_Given problem:_
Check each line below for the word "JSON", and copy those that have it.

_Supplied material:_
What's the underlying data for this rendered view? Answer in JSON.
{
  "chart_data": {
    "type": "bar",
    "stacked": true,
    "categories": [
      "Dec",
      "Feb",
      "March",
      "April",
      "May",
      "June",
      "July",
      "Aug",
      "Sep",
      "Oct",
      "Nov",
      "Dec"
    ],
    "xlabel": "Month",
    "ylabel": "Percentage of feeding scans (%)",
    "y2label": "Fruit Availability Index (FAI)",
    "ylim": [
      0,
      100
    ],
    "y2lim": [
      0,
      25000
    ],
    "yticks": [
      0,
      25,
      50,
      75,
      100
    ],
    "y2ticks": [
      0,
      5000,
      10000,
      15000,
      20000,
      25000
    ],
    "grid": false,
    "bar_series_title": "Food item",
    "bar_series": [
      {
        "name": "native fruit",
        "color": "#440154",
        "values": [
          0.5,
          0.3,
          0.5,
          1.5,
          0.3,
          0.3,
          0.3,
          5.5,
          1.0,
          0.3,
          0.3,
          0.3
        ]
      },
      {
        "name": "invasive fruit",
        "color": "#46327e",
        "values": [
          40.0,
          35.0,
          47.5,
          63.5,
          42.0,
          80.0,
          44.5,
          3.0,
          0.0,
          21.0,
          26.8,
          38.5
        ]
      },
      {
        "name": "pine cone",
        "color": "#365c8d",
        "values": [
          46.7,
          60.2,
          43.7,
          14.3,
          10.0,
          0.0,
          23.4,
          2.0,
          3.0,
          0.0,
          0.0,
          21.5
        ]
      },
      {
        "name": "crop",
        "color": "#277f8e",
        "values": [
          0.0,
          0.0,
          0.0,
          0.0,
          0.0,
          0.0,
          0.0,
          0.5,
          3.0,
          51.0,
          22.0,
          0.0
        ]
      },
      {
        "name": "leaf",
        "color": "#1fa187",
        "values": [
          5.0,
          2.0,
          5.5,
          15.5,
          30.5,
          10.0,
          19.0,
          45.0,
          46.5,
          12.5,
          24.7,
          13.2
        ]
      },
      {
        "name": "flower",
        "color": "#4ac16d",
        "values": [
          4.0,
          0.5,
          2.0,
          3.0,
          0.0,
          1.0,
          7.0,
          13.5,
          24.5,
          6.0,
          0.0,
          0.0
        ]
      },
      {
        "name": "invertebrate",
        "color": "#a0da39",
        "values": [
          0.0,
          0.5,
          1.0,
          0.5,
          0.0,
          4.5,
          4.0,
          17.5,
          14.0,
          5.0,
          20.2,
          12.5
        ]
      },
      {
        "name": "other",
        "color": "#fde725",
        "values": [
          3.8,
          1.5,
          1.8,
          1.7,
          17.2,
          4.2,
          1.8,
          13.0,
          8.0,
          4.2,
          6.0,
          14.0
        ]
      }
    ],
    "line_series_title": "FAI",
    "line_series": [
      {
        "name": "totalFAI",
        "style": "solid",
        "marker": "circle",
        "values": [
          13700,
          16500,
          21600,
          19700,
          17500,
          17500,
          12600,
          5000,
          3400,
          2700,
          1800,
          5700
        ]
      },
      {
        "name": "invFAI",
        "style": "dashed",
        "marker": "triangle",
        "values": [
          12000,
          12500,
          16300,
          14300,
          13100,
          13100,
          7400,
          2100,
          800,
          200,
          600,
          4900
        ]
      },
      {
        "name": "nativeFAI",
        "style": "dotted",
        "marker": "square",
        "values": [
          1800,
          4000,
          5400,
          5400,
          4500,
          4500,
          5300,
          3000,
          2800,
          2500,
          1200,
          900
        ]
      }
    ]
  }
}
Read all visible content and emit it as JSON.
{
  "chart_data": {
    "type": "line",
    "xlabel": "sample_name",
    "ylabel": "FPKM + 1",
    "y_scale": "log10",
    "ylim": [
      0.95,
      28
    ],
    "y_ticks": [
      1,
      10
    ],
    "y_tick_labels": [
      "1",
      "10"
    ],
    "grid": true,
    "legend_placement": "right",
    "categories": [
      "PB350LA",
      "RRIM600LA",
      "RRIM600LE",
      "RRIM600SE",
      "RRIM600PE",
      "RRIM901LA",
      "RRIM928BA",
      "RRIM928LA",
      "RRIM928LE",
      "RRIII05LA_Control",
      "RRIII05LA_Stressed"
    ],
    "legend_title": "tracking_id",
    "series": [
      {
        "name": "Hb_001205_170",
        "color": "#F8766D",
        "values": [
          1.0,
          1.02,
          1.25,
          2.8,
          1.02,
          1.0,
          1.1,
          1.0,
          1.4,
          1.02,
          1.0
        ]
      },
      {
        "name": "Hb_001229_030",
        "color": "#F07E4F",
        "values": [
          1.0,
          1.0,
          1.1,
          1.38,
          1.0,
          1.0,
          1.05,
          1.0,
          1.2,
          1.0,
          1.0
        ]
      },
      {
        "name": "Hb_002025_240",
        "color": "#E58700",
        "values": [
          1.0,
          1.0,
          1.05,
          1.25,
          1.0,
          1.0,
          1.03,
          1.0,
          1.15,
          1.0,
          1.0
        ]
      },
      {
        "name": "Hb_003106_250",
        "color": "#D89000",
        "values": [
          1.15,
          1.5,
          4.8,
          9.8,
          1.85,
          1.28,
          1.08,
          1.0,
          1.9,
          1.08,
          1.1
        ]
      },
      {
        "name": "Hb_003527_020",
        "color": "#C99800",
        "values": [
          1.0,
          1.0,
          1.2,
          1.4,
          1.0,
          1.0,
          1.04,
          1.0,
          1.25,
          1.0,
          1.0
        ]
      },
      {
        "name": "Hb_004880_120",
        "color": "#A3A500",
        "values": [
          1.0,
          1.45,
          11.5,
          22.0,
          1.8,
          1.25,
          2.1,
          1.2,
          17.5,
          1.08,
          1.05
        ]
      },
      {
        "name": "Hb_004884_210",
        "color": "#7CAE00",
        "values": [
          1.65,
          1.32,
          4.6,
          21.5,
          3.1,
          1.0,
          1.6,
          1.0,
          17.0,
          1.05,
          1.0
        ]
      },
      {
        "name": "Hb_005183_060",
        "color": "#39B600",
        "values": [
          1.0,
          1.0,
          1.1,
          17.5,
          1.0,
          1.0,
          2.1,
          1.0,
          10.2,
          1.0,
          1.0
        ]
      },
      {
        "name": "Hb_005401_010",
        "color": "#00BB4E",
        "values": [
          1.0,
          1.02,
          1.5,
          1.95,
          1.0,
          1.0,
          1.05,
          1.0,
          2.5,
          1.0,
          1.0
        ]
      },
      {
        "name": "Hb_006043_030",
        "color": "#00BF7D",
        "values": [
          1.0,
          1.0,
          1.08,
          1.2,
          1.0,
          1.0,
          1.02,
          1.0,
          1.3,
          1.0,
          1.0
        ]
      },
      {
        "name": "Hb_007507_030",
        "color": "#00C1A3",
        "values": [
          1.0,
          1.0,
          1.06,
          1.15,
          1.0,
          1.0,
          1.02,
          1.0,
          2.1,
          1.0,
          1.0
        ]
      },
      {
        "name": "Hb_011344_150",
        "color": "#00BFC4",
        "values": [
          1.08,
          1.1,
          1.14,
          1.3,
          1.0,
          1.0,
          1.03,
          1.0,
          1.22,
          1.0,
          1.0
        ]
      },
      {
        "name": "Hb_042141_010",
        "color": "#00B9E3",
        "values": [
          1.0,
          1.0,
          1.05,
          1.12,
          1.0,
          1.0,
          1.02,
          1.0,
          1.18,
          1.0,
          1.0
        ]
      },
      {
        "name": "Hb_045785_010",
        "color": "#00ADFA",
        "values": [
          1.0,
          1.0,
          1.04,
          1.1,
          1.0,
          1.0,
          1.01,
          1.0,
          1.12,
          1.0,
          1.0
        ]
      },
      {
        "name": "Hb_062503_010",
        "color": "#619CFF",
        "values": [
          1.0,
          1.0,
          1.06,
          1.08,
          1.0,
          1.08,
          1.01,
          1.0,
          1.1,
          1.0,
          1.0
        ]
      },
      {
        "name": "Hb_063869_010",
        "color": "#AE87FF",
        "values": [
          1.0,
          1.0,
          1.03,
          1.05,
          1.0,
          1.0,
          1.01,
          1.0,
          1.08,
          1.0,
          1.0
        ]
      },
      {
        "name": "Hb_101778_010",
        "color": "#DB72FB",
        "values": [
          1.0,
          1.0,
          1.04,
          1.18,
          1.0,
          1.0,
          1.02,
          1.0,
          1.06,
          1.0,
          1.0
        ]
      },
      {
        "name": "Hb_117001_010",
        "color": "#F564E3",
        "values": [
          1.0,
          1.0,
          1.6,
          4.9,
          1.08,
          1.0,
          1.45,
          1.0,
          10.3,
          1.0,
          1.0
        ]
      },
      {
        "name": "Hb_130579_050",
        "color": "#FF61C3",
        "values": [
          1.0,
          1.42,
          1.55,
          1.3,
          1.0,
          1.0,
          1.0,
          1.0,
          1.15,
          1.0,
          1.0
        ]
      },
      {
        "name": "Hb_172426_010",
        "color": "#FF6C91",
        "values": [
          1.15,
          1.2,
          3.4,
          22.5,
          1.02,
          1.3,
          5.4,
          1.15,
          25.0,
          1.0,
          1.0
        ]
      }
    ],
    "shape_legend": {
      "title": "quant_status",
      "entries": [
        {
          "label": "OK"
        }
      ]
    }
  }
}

_The solution:_
What's the underlying data for this rendered view? Answer in JSON.
Read all visible content and emit it as JSON.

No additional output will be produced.